[Dataset records]
•••

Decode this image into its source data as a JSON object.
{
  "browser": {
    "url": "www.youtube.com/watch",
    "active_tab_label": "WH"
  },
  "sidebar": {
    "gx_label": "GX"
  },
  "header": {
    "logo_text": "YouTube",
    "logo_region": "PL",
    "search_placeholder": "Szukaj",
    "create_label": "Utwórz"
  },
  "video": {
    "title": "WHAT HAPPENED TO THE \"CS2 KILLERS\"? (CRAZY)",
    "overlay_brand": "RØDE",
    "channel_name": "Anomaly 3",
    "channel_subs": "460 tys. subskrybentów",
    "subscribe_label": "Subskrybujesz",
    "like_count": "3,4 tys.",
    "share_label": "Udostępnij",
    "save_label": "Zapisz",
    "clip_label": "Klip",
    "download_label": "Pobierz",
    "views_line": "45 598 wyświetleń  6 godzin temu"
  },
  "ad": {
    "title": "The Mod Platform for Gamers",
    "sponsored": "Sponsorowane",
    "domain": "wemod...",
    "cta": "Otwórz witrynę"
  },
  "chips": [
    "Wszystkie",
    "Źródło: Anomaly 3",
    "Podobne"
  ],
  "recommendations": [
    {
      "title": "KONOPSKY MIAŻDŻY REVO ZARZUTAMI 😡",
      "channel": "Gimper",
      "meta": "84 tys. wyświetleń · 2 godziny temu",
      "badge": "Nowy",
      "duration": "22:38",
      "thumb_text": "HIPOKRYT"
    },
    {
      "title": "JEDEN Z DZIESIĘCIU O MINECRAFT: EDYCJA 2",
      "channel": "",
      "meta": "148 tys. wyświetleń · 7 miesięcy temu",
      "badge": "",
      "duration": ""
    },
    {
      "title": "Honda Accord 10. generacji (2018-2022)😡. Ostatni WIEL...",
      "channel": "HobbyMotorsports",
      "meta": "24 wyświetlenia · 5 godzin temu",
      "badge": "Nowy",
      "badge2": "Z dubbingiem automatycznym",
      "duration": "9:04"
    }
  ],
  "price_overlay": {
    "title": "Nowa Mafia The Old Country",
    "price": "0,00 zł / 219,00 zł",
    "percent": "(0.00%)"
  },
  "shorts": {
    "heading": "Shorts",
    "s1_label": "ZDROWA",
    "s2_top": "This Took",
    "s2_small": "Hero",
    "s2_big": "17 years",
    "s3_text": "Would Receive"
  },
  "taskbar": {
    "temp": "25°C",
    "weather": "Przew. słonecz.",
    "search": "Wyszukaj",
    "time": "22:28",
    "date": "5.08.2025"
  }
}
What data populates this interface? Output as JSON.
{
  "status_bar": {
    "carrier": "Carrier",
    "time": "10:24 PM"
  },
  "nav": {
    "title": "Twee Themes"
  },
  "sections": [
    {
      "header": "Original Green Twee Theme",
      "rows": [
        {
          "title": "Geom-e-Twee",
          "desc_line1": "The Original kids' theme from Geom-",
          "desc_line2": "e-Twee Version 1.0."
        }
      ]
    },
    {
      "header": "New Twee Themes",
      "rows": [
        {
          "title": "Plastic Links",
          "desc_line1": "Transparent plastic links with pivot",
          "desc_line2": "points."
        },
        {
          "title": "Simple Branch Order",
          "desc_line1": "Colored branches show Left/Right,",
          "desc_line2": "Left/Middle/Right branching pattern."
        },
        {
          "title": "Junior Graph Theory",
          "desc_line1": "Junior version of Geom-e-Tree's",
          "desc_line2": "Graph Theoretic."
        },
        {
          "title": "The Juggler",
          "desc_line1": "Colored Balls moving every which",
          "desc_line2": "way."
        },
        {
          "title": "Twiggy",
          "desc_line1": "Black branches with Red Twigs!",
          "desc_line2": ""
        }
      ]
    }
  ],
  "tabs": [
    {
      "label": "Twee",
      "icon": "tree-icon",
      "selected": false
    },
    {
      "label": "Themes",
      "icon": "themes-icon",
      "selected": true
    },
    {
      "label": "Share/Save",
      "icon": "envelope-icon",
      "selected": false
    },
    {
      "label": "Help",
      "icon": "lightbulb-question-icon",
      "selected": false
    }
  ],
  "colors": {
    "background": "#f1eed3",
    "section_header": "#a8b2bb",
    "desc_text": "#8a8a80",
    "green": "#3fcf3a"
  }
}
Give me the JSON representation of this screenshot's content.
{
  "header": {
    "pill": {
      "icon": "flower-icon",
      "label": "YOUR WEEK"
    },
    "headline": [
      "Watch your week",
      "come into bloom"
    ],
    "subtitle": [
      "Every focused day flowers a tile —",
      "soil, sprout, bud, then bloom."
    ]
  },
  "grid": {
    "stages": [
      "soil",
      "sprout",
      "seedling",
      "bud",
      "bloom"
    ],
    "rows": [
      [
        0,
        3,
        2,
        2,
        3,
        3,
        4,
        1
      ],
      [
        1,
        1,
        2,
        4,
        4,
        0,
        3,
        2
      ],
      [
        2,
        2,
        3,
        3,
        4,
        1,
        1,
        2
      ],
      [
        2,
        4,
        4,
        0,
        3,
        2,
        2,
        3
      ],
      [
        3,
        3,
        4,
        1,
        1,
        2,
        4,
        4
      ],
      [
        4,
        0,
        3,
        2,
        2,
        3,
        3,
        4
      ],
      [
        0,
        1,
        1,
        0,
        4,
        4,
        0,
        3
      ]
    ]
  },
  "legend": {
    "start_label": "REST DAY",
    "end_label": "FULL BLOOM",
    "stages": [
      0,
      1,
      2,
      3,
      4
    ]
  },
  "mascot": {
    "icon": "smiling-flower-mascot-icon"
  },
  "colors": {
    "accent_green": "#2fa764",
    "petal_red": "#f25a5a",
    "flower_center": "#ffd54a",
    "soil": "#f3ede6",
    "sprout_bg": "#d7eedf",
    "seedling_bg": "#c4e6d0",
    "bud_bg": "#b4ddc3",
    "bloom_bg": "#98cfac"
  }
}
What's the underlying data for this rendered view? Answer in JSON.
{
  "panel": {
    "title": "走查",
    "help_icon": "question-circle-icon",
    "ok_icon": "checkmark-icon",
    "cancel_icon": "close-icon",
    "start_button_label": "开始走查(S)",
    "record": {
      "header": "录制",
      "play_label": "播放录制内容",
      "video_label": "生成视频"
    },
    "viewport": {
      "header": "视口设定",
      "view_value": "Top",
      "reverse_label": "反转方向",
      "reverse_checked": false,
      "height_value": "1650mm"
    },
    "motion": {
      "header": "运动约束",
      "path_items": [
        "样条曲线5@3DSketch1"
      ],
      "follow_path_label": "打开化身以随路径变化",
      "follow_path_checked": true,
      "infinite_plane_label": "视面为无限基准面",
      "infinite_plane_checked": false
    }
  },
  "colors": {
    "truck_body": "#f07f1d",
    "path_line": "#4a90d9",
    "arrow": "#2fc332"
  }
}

•••

## WRITTEN TASK
Pick out the lines containing the string "Graph" and show them.

## THE RESPONSE
          "title": "Junior Graph Theory",
          "desc_line2": "Graph Theoretic."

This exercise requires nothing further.